• Input:
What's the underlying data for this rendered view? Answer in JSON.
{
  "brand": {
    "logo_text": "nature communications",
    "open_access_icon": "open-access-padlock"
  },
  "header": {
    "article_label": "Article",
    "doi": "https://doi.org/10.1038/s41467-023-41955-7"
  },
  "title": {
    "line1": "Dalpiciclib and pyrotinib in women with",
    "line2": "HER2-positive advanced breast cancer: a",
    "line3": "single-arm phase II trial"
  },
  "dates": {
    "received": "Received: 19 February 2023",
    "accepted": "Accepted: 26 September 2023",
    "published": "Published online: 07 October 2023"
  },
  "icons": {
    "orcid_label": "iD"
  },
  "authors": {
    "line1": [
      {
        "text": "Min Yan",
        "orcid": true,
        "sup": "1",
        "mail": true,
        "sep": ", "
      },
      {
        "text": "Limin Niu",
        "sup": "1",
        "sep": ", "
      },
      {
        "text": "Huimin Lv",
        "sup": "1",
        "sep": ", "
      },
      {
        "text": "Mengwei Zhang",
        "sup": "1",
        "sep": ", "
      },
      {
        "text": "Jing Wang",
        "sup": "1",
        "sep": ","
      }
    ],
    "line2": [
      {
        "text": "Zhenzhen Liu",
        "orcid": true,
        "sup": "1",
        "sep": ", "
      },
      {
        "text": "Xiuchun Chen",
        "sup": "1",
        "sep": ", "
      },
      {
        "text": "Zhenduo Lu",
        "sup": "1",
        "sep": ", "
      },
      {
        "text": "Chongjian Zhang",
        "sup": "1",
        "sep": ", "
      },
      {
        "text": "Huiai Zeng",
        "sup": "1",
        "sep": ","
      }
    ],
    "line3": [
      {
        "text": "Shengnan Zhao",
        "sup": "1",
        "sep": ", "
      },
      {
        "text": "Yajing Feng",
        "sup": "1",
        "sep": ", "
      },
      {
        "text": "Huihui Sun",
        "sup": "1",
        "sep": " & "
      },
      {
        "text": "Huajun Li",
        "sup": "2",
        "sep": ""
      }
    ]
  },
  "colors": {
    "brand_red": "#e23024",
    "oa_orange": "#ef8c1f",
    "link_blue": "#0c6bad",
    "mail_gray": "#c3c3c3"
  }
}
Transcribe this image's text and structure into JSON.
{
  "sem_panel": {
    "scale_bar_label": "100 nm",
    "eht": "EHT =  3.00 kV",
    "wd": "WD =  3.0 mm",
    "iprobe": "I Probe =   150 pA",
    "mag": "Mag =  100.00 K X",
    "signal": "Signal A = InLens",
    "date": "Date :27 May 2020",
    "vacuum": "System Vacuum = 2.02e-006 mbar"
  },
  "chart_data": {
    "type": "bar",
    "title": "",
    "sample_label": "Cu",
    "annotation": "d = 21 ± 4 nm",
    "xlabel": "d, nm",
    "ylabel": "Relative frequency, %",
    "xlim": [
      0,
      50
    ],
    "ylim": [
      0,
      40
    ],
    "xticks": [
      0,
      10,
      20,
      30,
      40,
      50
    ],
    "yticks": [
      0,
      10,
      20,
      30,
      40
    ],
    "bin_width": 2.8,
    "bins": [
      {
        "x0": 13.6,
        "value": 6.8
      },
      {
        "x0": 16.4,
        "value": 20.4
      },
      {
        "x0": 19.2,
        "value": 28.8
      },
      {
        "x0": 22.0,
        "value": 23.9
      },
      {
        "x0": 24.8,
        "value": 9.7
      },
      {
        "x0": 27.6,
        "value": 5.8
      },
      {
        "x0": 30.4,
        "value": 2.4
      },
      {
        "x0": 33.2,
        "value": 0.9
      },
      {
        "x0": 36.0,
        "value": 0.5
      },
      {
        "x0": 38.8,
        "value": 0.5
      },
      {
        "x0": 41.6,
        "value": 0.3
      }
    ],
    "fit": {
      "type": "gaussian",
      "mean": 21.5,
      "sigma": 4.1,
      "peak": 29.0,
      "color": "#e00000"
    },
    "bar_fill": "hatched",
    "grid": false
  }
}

• Instructions for the task: Reproduce the full listing above, character for character.

• Right answer:
What's the underlying data for this rendered view? Answer in JSON.
{
  "brand": {
    "logo_text": "nature communications",
    "open_access_icon": "open-access-padlock"
  },
  "header": {
    "article_label": "Article",
    "doi": "https://doi.org/10.1038/s41467-023-41955-7"
  },
  "title": {
    "line1": "Dalpiciclib and pyrotinib in women with",
    "line2": "HER2-positive advanced breast cancer: a",
    "line3": "single-arm phase II trial"
  },
  "dates": {
    "received": "Received: 19 February 2023",
    "accepted": "Accepted: 26 September 2023",
    "published": "Published online: 07 October 2023"
  },
  "icons": {
    "orcid_label": "iD"
  },
  "authors": {
    "line1": [
      {
        "text": "Min Yan",
        "orcid": true,
        "sup": "1",
        "mail": true,
        "sep": ", "
      },
      {
        "text": "Limin Niu",
        "sup": "1",
        "sep": ", "
      },
      {
        "text": "Huimin Lv",
        "sup": "1",
        "sep": ", "
      },
      {
        "text": "Mengwei Zhang",
        "sup": "1",
        "sep": ", "
      },
      {
        "text": "Jing Wang",
        "sup": "1",
        "sep": ","
      }
    ],
    "line2": [
      {
        "text": "Zhenzhen Liu",
        "orcid": true,
        "sup": "1",
        "sep": ", "
      },
      {
        "text": "Xiuchun Chen",
        "sup": "1",
        "sep": ", "
      },
      {
        "text": "Zhenduo Lu",
        "sup": "1",
        "sep": ", "
      },
      {
        "text": "Chongjian Zhang",
        "sup": "1",
        "sep": ", "
      },
      {
        "text": "Huiai Zeng",
        "sup": "1",
        "sep": ","
      }
    ],
    "line3": [
      {
        "text": "Shengnan Zhao",
        "sup": "1",
        "sep": ", "
      },
      {
        "text": "Yajing Feng",
        "sup": "1",
        "sep": ", "
      },
      {
        "text": "Huihui Sun",
        "sup": "1",
        "sep": " & "
      },
      {
        "text": "Huajun Li",
        "sup": "2",
        "sep": ""
      }
    ]
  },
  "colors": {
    "brand_red": "#e23024",
    "oa_orange": "#ef8c1f",
    "link_blue": "#0c6bad",
    "mail_gray": "#c3c3c3"
  }
}
Transcribe this image's text and structure into JSON.
{
  "sem_panel": {
    "scale_bar_label": "100 nm",
    "eht": "EHT =  3.00 kV",
    "wd": "WD =  3.0 mm",
    "iprobe": "I Probe =   150 pA",
    "mag": "Mag =  100.00 K X",
    "signal": "Signal A = InLens",
    "date": "Date :27 May 2020",
    "vacuum": "System Vacuum = 2.02e-006 mbar"
  },
  "chart_data": {
    "type": "bar",
    "title": "",
    "sample_label": "Cu",
    "annotation": "d = 21 ± 4 nm",
    "xlabel": "d, nm",
    "ylabel": "Relative frequency, %",
    "xlim": [
      0,
      50
    ],
    "ylim": [
      0,
      40
    ],
    "xticks": [
      0,
      10,
      20,
      30,
      40,
      50
    ],
    "yticks": [
      0,
      10,
      20,
      30,
      40
    ],
    "bin_width": 2.8,
    "bins": [
      {
        "x0": 13.6,
        "value": 6.8
      },
      {
        "x0": 16.4,
        "value": 20.4
      },
      {
        "x0": 19.2,
        "value": 28.8
      },
      {
        "x0": 22.0,
        "value": 23.9
      },
      {
        "x0": 24.8,
        "value": 9.7
      },
      {
        "x0": 27.6,
        "value": 5.8
      },
      {
        "x0": 30.4,
        "value": 2.4
      },
      {
        "x0": 33.2,
        "value": 0.9
      },
      {
        "x0": 36.0,
        "value": 0.5
      },
      {
        "x0": 38.8,
        "value": 0.5
      },
      {
        "x0": 41.6,
        "value": 0.3
      }
    ],
    "fit": {
      "type": "gaussian",
      "mean": 21.5,
      "sigma": 4.1,
      "peak": 29.0,
      "color": "#e00000"
    },
    "bar_fill": "hatched",
    "grid": false
  }
}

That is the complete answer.